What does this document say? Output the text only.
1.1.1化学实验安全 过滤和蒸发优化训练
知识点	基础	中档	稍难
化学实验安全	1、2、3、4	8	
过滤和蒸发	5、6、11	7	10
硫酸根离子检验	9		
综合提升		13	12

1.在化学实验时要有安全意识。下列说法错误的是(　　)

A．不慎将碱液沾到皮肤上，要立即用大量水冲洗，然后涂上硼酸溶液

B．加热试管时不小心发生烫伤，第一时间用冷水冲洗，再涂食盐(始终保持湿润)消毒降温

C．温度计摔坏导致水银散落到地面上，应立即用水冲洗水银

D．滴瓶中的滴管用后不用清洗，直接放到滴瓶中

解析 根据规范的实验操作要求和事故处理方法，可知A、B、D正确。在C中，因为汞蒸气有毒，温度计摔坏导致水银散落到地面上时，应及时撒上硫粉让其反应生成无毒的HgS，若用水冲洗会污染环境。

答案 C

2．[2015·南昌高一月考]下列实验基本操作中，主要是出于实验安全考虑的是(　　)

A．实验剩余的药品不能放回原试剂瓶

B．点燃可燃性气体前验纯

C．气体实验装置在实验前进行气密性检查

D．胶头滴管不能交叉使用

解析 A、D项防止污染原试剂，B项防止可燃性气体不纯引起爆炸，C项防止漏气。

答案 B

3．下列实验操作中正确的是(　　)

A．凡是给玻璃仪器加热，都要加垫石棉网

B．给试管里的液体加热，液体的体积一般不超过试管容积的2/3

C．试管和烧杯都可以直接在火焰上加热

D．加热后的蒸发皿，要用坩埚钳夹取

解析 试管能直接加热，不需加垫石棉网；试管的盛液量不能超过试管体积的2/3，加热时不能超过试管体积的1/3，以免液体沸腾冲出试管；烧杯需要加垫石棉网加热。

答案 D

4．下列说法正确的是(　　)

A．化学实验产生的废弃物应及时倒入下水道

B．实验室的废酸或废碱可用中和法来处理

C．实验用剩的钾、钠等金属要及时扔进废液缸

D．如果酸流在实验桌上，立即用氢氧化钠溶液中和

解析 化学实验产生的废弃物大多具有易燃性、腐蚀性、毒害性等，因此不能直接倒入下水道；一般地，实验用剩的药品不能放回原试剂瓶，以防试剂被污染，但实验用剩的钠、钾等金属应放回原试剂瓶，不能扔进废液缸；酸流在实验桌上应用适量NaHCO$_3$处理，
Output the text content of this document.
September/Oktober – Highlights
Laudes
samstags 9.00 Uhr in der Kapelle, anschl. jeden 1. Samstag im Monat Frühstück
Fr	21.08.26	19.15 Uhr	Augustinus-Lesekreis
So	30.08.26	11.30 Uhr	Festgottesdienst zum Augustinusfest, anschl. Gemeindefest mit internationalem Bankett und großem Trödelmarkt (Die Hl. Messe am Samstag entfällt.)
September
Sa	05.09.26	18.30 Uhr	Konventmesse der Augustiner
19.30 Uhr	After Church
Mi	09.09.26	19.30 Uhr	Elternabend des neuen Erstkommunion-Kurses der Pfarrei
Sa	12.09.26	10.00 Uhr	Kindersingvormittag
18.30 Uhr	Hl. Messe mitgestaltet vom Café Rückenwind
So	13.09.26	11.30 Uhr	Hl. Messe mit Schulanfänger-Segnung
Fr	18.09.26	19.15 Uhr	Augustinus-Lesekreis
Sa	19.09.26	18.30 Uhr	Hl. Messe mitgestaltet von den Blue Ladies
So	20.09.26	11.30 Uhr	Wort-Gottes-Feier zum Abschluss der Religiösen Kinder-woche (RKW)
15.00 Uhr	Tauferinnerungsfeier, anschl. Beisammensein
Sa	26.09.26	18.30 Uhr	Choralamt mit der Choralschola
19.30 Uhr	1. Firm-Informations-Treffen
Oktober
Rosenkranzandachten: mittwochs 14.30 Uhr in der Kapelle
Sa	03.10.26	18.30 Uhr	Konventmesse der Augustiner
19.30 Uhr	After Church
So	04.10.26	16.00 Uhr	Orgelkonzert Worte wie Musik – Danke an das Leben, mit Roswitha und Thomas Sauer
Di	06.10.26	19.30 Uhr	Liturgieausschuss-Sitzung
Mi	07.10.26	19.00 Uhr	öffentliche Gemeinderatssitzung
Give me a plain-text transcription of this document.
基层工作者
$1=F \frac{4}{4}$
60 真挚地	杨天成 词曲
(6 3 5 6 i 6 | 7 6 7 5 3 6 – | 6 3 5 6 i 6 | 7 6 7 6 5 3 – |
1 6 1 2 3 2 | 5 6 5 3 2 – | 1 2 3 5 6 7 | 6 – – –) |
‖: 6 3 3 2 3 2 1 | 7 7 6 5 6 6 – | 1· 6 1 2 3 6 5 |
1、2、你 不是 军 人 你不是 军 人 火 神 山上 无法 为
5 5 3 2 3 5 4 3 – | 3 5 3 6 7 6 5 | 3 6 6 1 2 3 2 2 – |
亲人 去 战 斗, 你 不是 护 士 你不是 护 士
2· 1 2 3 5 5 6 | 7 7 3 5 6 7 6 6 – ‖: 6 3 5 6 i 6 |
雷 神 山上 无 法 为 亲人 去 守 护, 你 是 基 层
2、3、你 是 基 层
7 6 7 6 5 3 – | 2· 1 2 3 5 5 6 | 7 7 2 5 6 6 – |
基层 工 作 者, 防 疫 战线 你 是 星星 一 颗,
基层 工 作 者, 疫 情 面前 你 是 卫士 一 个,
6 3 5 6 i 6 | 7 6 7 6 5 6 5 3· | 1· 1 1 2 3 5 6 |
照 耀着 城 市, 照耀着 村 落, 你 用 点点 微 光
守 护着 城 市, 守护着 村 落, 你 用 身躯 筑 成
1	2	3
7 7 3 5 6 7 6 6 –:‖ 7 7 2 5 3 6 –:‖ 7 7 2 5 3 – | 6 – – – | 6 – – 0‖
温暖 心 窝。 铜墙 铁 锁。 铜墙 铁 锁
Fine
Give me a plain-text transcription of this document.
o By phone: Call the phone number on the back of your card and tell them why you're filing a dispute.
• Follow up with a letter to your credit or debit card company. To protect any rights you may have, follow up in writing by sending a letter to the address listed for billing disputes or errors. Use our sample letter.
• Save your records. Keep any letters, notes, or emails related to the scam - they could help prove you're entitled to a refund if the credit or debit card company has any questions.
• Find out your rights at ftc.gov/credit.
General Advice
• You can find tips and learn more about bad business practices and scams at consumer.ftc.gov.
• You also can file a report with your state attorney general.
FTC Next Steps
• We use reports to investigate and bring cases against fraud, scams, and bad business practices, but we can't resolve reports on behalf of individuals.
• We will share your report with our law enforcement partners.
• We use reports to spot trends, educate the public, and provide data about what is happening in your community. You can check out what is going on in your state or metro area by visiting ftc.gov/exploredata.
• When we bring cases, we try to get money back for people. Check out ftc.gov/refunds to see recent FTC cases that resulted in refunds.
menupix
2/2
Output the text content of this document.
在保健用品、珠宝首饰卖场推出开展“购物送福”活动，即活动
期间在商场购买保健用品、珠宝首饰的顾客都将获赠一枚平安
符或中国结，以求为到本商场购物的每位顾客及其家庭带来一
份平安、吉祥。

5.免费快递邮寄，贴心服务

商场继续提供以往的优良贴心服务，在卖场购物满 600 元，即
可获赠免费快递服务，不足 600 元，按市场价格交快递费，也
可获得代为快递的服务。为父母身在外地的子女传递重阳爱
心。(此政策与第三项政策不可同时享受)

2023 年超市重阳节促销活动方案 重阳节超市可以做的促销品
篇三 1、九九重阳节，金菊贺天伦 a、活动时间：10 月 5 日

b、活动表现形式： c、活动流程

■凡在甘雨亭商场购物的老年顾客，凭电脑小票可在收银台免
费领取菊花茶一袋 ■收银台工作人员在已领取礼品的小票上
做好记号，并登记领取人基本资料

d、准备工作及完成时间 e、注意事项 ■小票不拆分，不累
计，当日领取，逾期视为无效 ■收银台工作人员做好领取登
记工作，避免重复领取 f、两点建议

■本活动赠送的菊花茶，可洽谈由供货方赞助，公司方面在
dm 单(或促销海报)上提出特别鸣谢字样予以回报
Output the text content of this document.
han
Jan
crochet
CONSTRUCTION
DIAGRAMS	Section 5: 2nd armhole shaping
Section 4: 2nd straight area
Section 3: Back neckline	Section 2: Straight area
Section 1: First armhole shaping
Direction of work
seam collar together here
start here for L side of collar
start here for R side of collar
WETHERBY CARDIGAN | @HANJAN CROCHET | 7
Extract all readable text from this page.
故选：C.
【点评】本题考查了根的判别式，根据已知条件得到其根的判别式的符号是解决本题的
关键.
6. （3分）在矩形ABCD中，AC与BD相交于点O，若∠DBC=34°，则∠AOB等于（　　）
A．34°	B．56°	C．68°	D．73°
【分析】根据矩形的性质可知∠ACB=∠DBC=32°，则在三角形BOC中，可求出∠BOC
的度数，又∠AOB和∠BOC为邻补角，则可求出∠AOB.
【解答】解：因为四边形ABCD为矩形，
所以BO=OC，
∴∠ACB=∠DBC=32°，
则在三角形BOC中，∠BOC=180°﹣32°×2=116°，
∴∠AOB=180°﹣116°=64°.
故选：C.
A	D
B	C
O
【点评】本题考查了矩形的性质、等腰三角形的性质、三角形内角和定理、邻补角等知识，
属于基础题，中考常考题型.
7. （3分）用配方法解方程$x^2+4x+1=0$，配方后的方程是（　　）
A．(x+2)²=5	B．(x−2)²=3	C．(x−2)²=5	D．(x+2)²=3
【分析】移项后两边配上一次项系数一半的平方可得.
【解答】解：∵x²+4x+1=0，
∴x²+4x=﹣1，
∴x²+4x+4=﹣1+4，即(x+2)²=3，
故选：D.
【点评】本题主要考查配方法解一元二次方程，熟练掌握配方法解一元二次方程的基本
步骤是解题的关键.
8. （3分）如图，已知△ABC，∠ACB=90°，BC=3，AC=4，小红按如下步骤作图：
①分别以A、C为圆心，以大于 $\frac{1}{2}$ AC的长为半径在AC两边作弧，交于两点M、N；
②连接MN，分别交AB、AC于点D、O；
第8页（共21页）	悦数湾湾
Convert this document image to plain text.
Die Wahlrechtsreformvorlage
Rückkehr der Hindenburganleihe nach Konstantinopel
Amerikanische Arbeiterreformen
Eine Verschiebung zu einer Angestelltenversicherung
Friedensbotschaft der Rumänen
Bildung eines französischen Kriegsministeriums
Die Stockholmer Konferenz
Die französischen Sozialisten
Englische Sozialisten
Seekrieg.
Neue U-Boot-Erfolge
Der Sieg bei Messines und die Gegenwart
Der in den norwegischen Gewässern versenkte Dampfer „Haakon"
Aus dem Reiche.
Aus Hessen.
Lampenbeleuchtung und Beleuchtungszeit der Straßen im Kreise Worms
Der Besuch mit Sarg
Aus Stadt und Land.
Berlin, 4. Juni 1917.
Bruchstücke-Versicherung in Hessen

EXERCISE INSTRUCTIONS » Copy each line of the listing in which the word "anschl" can be found.

SOLUTION TO THIS PROBLEM »
samstags 9.00 Uhr in der Kapelle, anschl. jeden 1. Samstag im Monat Frühstück
So	30.08.26	11.30 Uhr	Festgottesdienst zum Augustinusfest, anschl. Gemeindefest mit internationalem Bankett und großem Trödelmarkt (Die Hl. Messe am Samstag entfällt.)
15.00 Uhr	Tauferinnerungsfeier, anschl. Beisammensein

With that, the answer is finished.